## Directions for this task
Within the records that follow, find every line containing the string "description". Copy those lines.

(Extracted records)
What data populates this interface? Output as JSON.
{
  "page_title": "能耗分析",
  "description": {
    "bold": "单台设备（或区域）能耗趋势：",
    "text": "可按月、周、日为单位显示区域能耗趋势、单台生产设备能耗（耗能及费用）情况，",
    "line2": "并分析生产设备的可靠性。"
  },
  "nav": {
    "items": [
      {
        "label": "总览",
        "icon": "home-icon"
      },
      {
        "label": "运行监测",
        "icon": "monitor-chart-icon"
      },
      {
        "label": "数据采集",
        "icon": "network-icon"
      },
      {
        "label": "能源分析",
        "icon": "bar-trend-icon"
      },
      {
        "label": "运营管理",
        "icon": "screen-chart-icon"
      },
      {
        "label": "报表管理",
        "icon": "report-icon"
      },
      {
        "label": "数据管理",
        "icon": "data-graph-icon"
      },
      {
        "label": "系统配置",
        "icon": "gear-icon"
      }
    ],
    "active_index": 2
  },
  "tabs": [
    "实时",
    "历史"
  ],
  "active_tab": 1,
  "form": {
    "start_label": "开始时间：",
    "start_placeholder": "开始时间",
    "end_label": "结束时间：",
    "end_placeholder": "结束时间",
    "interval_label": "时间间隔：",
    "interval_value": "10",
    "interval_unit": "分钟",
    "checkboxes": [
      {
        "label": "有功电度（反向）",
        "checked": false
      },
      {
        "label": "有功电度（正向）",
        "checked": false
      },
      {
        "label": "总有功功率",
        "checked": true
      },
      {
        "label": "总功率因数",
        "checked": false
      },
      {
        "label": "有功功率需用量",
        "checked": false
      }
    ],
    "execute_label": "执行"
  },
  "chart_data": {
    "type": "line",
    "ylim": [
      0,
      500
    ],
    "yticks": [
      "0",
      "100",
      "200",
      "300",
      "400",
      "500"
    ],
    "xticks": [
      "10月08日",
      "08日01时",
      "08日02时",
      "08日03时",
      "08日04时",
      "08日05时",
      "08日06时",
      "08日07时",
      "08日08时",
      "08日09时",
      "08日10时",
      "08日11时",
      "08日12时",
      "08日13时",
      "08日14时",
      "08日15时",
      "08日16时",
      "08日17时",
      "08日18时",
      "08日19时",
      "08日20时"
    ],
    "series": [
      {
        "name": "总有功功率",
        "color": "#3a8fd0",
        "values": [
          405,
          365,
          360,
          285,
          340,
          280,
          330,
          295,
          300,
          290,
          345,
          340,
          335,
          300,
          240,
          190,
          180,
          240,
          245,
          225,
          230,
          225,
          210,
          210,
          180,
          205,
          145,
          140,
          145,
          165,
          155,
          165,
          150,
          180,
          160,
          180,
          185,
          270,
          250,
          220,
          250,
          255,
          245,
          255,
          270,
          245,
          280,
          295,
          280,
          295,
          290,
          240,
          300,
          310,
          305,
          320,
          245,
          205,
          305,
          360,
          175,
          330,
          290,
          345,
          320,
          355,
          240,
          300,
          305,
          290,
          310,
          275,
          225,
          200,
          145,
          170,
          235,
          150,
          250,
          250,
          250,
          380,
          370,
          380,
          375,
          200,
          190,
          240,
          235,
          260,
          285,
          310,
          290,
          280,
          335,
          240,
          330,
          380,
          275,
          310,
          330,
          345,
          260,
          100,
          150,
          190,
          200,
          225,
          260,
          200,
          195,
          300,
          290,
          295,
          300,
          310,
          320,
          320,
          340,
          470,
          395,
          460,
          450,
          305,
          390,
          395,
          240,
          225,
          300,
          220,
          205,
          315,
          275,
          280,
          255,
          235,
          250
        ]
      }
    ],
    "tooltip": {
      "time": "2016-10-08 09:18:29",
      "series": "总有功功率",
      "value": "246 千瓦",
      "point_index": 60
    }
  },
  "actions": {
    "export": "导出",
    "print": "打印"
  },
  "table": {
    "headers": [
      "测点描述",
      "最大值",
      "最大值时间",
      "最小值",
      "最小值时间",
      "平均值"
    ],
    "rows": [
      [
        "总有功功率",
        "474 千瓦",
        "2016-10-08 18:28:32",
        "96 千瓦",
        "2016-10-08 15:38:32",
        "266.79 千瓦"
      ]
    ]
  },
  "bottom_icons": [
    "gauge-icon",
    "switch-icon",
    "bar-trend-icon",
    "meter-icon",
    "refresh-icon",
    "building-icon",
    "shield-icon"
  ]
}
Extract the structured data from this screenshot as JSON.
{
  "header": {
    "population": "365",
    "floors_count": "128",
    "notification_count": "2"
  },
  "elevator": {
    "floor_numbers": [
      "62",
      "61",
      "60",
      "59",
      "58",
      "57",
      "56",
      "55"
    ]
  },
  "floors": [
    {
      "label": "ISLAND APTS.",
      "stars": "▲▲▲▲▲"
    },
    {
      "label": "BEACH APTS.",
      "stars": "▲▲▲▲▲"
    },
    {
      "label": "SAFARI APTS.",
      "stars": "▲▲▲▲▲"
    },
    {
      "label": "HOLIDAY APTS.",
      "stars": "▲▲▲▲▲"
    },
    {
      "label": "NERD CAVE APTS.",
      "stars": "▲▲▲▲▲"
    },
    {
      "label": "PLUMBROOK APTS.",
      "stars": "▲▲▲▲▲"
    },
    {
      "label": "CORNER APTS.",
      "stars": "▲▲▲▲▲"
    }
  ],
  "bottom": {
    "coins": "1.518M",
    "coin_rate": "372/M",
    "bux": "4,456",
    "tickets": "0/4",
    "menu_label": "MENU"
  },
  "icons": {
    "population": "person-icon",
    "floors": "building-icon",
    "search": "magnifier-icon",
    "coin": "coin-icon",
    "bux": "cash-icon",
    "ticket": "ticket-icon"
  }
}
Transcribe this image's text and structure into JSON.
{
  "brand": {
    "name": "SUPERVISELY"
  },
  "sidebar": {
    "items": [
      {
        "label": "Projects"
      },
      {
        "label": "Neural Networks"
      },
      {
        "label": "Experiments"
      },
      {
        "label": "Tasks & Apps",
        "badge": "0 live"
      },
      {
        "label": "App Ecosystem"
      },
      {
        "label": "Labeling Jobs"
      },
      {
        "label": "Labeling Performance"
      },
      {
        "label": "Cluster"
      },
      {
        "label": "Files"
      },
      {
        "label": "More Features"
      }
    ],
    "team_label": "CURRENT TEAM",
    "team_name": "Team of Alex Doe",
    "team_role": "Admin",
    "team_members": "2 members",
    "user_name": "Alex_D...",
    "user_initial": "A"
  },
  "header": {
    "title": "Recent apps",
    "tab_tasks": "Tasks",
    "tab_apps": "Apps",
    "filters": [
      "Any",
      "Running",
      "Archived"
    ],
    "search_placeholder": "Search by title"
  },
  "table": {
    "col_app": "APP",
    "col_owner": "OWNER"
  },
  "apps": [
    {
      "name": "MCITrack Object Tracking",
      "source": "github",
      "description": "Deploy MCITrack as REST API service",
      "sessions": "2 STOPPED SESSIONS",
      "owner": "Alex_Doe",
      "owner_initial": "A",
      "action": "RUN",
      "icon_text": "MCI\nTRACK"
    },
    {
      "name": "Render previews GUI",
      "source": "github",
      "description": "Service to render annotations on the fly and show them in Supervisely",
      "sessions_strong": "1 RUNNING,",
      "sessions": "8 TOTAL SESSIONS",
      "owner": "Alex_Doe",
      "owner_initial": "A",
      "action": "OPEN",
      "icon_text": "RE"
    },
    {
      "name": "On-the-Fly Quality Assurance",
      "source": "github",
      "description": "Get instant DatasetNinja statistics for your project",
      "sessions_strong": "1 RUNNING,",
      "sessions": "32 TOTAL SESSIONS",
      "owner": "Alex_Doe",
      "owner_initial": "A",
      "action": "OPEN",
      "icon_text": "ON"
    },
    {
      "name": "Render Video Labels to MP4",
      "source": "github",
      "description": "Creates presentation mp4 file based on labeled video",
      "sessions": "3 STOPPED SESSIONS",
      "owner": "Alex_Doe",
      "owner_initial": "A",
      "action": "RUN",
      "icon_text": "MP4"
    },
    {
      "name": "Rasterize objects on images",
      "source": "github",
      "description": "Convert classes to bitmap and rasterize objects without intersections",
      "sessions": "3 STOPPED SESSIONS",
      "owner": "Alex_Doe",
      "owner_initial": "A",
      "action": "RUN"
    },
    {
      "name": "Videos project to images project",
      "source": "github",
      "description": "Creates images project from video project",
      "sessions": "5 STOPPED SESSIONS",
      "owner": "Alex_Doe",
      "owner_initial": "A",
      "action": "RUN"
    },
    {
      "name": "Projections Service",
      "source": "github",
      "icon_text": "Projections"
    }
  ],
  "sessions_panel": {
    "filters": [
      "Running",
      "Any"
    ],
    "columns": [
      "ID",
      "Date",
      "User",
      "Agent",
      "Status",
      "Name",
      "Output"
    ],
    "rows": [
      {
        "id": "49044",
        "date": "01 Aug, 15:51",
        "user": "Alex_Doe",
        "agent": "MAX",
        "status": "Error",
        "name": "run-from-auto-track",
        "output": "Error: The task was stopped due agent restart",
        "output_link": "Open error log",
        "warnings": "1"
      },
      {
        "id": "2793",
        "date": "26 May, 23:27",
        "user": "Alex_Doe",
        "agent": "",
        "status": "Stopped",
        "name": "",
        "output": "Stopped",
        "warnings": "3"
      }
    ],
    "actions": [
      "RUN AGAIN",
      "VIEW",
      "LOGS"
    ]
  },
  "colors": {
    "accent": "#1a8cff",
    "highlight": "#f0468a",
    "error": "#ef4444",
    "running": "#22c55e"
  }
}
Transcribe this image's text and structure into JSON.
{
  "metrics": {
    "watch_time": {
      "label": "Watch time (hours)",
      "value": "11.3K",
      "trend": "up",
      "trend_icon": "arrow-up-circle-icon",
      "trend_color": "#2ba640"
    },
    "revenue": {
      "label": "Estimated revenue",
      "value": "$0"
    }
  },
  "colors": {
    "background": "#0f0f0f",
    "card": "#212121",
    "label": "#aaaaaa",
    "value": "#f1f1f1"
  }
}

## Response
  "description": {
      "description": "Deploy MCITrack as REST API service",
      "description": "Service to render annotations on the fly and show them in Supervisely",
      "description": "Get instant DatasetNinja statistics for your project",
      "description": "Creates presentation mp4 file based on labeled video",
      "description": "Convert classes to bitmap and rasterize objects without intersections",
      "description": "Creates images project from video project",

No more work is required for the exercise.